- **WHAT TO WORK ON**: Each line holding the word "screenshot" counts once; give the total and nothing more.

━━━━━━━━━━━━━━━━

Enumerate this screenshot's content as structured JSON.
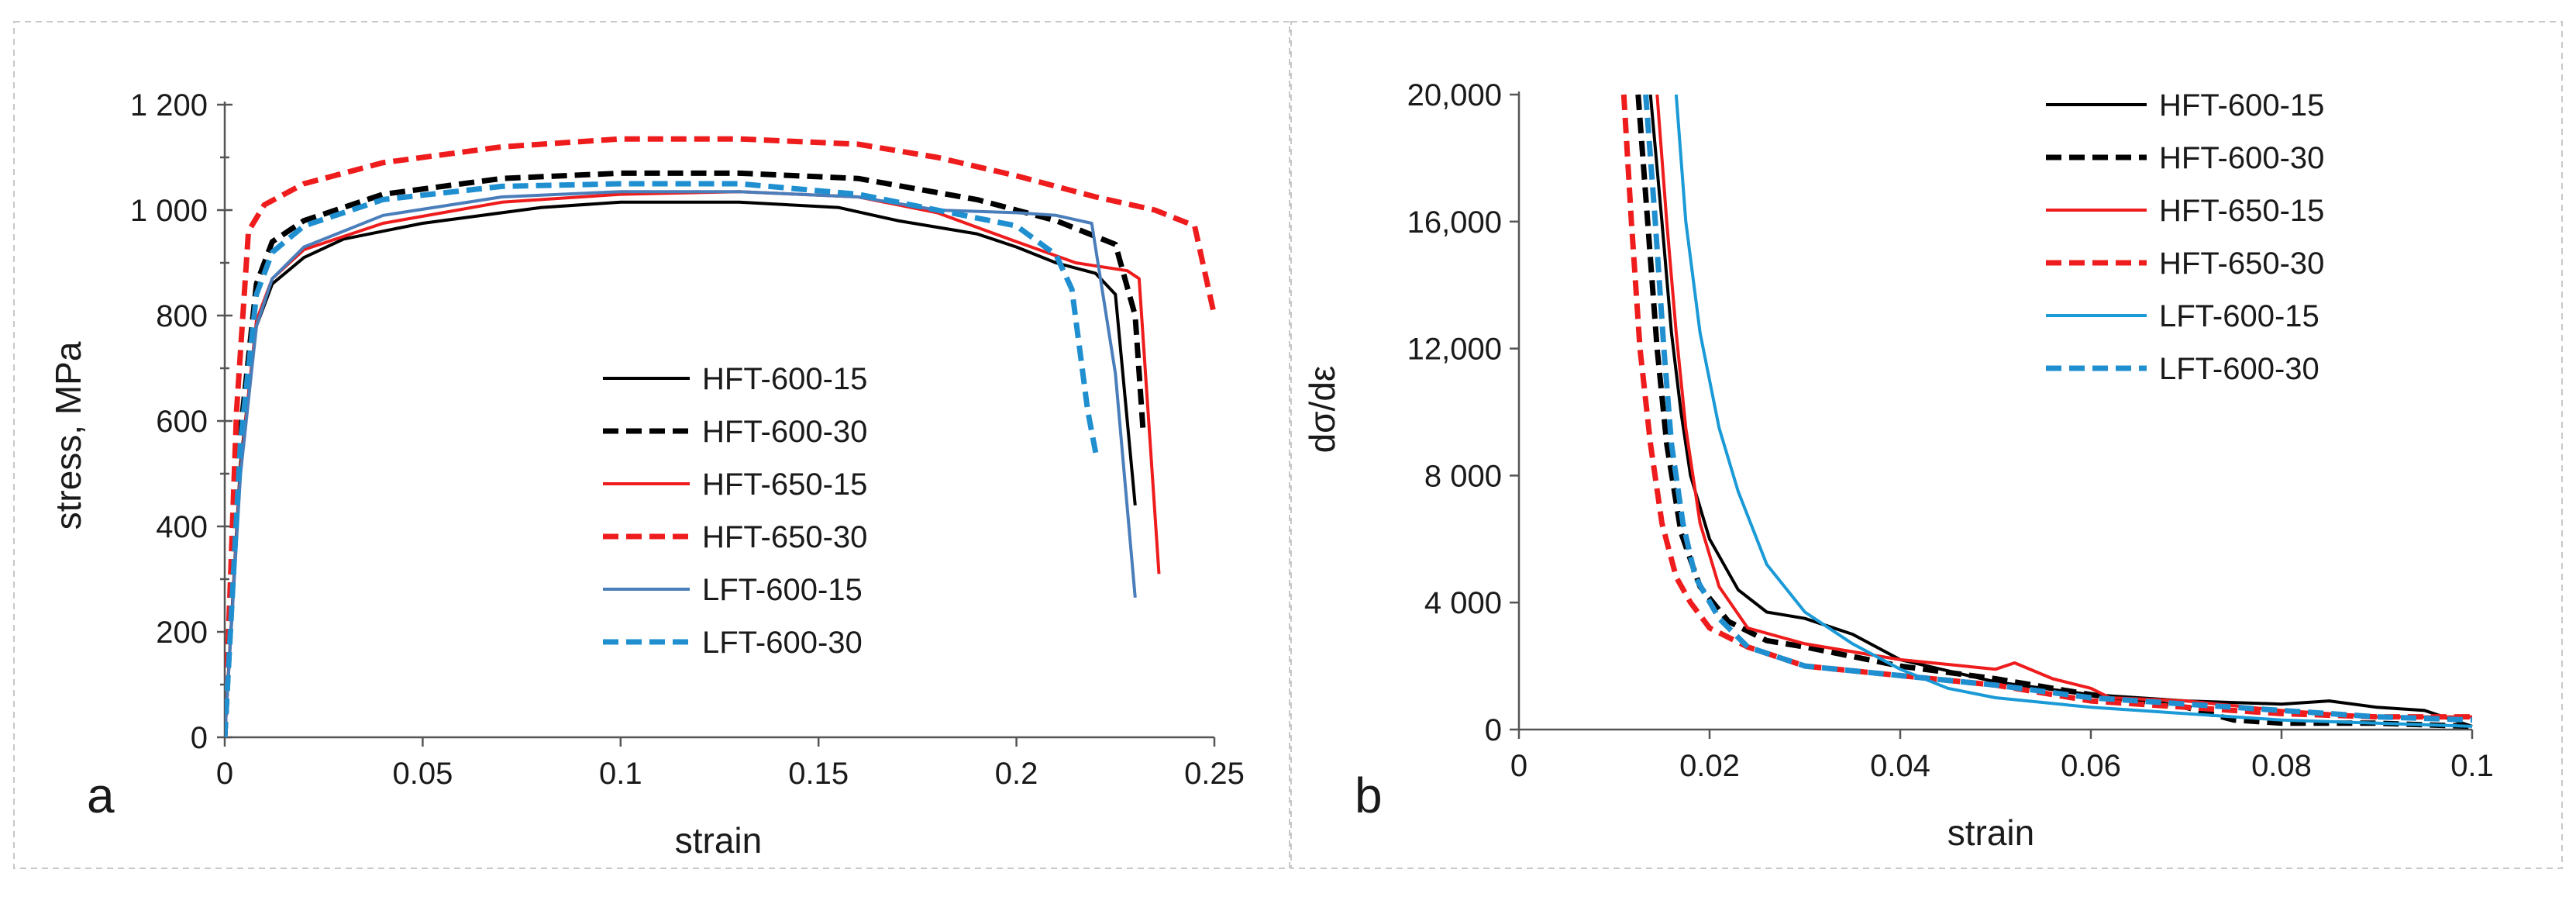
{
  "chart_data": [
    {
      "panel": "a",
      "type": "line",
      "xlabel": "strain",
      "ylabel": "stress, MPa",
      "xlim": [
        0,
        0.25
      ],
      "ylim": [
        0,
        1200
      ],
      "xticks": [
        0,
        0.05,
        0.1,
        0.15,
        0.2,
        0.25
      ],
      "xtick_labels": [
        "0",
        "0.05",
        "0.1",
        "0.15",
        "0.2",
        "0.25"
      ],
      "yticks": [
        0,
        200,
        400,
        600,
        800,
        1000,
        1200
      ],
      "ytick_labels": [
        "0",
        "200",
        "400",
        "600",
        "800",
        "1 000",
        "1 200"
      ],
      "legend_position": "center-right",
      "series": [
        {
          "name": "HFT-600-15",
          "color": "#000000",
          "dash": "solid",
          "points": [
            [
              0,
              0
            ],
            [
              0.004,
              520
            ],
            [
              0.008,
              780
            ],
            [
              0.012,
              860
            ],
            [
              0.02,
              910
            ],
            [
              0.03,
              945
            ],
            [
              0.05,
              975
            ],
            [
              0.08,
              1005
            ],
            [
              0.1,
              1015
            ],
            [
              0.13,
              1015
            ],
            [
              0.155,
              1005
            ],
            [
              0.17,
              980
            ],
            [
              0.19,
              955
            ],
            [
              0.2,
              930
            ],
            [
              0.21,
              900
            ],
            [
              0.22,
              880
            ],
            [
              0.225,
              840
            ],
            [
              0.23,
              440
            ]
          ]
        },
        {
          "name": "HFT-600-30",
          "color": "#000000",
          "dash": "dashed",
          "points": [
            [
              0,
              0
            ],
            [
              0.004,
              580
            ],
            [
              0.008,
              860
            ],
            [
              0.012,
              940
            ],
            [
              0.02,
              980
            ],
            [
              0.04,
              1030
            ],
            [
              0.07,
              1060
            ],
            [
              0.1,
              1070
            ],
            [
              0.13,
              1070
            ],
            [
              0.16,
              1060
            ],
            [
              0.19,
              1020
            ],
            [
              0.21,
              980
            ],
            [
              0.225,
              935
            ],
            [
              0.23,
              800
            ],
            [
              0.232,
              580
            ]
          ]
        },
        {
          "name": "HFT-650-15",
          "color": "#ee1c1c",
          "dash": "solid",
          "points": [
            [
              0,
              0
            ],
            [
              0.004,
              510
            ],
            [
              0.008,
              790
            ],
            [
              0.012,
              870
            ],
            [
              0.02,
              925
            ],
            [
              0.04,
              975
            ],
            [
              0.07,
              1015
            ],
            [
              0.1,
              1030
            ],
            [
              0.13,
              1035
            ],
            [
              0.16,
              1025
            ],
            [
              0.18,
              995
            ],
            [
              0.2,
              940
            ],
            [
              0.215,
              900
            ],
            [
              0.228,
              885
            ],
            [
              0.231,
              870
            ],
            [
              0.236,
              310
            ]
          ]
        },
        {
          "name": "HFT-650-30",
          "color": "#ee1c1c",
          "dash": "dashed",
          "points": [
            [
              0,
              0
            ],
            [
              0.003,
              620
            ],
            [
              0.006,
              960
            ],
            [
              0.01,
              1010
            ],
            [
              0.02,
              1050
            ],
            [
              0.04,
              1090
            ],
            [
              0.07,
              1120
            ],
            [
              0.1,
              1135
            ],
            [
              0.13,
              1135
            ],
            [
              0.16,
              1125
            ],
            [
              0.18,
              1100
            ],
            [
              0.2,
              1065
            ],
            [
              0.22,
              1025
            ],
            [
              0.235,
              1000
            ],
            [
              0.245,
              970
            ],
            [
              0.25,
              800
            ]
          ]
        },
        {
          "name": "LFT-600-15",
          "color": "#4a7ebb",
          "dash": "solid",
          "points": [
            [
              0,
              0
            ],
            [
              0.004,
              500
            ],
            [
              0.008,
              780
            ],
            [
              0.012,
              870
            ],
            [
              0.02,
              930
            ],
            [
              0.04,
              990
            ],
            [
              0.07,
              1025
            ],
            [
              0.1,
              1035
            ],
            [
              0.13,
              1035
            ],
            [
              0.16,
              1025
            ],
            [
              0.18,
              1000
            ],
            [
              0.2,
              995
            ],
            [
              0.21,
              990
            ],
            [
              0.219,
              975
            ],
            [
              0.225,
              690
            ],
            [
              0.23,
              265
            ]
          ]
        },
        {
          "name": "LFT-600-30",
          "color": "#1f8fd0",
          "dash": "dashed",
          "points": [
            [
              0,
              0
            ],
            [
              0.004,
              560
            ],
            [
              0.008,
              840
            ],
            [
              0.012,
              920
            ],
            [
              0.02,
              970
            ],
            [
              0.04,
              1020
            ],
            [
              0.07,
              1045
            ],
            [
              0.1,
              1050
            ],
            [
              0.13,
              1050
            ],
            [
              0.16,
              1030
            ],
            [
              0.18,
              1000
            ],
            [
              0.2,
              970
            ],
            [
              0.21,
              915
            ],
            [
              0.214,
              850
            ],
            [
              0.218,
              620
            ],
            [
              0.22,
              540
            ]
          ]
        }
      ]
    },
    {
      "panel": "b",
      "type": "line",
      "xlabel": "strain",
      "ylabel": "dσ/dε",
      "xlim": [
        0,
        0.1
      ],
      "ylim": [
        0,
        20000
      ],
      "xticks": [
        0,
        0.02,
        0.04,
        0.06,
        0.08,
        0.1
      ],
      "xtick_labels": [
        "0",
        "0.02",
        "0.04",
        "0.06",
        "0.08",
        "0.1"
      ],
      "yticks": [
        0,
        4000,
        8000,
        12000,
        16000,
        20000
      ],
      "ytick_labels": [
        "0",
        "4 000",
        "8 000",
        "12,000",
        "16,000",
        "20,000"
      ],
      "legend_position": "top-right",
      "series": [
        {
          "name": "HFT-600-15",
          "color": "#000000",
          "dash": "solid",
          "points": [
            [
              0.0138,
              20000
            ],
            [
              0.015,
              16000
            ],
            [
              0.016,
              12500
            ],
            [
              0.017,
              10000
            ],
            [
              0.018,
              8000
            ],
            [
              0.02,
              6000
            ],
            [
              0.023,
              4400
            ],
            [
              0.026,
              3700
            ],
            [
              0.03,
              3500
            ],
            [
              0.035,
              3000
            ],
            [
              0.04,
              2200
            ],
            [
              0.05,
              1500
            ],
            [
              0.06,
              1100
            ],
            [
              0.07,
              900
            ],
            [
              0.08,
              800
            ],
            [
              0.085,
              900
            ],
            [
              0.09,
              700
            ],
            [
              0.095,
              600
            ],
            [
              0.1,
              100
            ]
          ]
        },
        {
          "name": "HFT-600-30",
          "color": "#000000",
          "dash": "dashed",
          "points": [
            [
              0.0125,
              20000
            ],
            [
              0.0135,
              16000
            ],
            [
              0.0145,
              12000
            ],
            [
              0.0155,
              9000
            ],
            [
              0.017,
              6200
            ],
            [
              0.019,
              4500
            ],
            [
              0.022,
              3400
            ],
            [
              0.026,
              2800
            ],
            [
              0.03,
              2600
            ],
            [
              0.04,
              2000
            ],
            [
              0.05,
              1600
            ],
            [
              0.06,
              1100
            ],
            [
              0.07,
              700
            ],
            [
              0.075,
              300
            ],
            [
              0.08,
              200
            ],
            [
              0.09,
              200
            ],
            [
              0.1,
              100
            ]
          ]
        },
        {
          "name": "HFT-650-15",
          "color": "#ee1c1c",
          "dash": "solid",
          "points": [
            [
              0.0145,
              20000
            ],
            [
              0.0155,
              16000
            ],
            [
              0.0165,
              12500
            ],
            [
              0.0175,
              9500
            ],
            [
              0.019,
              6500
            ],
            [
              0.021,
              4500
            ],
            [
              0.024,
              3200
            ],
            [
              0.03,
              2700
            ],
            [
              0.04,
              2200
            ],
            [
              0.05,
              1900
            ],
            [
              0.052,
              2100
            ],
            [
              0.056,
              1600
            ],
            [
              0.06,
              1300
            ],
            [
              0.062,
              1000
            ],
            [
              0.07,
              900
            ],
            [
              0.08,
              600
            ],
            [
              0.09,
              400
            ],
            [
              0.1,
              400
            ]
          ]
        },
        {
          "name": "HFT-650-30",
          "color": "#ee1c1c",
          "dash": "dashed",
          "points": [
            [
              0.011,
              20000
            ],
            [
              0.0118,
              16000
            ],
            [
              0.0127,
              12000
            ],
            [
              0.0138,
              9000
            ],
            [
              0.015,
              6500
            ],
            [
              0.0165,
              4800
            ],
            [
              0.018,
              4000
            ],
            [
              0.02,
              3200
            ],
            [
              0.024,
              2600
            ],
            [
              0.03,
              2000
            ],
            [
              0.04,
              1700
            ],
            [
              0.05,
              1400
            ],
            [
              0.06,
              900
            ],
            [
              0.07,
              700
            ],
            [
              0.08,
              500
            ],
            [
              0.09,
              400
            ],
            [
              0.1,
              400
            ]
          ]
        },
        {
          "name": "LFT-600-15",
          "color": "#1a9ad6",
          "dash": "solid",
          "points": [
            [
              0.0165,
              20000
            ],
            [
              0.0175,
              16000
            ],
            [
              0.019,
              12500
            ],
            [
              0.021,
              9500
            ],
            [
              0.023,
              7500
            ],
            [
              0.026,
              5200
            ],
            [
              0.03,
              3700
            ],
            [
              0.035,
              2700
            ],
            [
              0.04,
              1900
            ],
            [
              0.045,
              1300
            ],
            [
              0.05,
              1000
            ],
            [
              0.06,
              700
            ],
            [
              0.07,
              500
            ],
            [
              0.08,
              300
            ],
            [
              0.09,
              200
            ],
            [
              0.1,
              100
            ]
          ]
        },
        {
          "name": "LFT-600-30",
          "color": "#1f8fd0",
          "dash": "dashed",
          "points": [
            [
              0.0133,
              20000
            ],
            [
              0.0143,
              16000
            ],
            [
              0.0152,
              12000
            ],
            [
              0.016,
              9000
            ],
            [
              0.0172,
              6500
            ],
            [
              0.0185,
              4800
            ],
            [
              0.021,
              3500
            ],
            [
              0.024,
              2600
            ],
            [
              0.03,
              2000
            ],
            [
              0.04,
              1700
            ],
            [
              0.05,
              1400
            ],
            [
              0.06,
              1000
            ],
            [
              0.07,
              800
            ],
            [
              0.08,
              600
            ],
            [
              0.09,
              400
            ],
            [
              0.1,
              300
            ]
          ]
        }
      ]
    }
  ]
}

━━━━━━━━━━━━━━━━

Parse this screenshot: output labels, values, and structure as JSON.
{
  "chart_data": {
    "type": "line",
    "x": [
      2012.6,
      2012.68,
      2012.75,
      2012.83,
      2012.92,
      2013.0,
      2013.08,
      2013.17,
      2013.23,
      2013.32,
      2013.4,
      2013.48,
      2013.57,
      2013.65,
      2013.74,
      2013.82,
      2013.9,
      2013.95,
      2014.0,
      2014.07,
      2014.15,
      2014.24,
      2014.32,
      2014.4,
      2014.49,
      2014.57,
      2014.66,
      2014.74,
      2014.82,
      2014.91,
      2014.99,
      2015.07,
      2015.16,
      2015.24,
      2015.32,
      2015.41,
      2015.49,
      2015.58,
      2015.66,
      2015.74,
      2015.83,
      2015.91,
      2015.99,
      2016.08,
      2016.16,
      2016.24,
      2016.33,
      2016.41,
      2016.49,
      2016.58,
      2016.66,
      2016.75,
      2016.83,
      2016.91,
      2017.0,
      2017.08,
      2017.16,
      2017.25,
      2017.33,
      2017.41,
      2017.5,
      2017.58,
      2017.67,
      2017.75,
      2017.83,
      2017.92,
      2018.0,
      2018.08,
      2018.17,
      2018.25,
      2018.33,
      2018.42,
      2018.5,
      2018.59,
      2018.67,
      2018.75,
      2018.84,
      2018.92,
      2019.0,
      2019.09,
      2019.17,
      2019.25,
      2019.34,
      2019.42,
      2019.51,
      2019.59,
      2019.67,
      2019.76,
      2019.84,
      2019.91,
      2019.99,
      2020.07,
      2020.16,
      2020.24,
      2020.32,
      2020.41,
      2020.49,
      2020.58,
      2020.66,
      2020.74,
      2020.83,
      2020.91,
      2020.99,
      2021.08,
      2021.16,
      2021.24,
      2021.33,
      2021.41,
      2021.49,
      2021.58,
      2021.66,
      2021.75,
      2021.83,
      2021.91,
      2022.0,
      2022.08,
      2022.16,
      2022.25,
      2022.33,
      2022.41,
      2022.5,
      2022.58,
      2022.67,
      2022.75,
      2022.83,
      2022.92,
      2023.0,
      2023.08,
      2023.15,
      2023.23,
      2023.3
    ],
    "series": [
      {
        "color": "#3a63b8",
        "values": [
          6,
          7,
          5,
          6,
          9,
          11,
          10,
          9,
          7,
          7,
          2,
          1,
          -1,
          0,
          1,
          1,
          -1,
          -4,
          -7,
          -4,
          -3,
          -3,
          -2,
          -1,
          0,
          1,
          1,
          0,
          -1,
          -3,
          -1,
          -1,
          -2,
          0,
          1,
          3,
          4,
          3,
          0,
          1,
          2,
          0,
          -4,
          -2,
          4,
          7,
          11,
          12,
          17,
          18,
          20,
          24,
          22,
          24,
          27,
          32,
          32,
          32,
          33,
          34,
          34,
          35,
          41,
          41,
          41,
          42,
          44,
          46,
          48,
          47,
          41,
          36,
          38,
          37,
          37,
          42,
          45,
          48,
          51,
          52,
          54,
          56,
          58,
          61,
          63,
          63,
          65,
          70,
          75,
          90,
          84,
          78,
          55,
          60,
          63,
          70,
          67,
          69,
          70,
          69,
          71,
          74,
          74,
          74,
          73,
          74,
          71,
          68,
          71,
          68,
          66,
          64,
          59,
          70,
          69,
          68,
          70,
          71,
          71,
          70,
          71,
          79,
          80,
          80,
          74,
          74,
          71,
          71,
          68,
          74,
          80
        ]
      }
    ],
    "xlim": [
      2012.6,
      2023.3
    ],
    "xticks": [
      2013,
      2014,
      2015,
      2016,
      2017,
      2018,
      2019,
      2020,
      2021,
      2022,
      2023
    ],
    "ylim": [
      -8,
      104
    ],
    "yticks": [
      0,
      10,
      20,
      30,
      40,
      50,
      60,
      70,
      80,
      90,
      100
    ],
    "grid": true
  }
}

━━━━━━━━━━━━━━━━

- **RESPONSE TO THIS EXERCISE**: 2